***** Data

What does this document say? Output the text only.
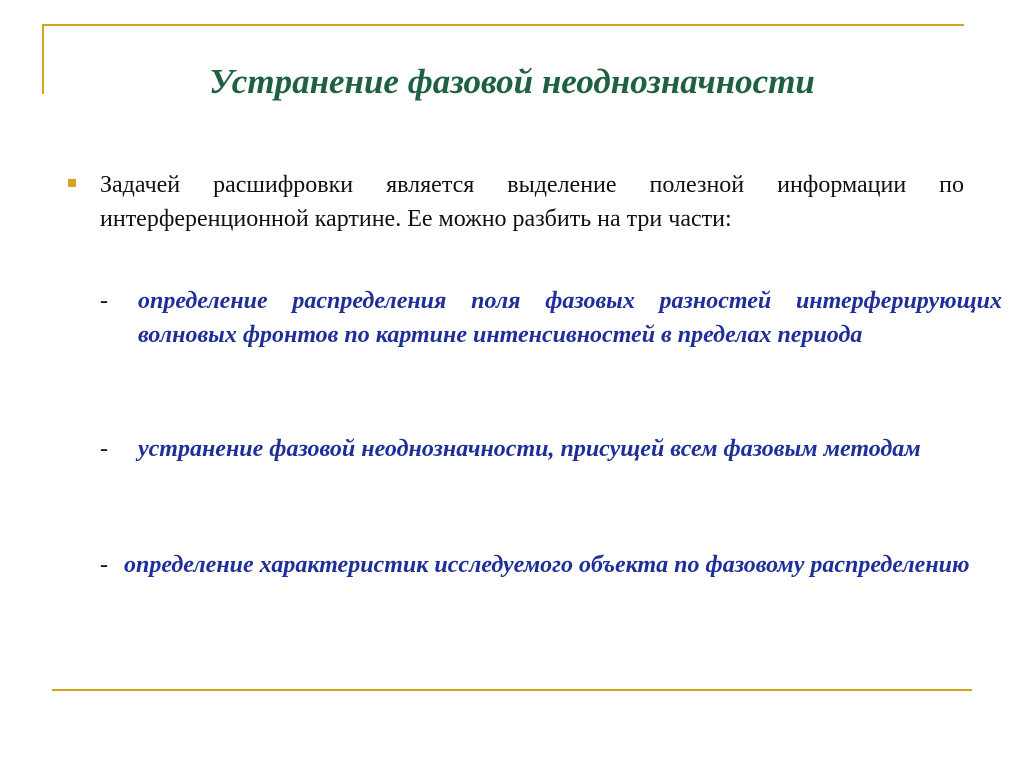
Устранение фазовой неоднозначности

Задачей расшифровки является выделение полезной информации по интерференционной картине. Ее можно разбить на три части:

- определение распределения поля фазовых разностей интерферирующих волновых фронтов по картине интенсивностей в пределах периода
- устранение фазовой неоднозначности, присущей всем фазовым методам
- определение характеристик исследуемого объекта по фазовому распределению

**********

▶ Aim of the exercise: Print the full listing exactly, dropping the pictures.

▶ Answer to the problem:
What does this document say? Output the text only.
Устранение фазовой неоднозначности

Задачей расшифровки является выделение полезной информации по интерференционной картине. Ее можно разбить на три части:

- определение распределения поля фазовых разностей интерферирующих волновых фронтов по картине интенсивностей в пределах периода
- устранение фазовой неоднозначности, присущей всем фазовым методам
- определение характеристик исследуемого объекта по фазовому распределению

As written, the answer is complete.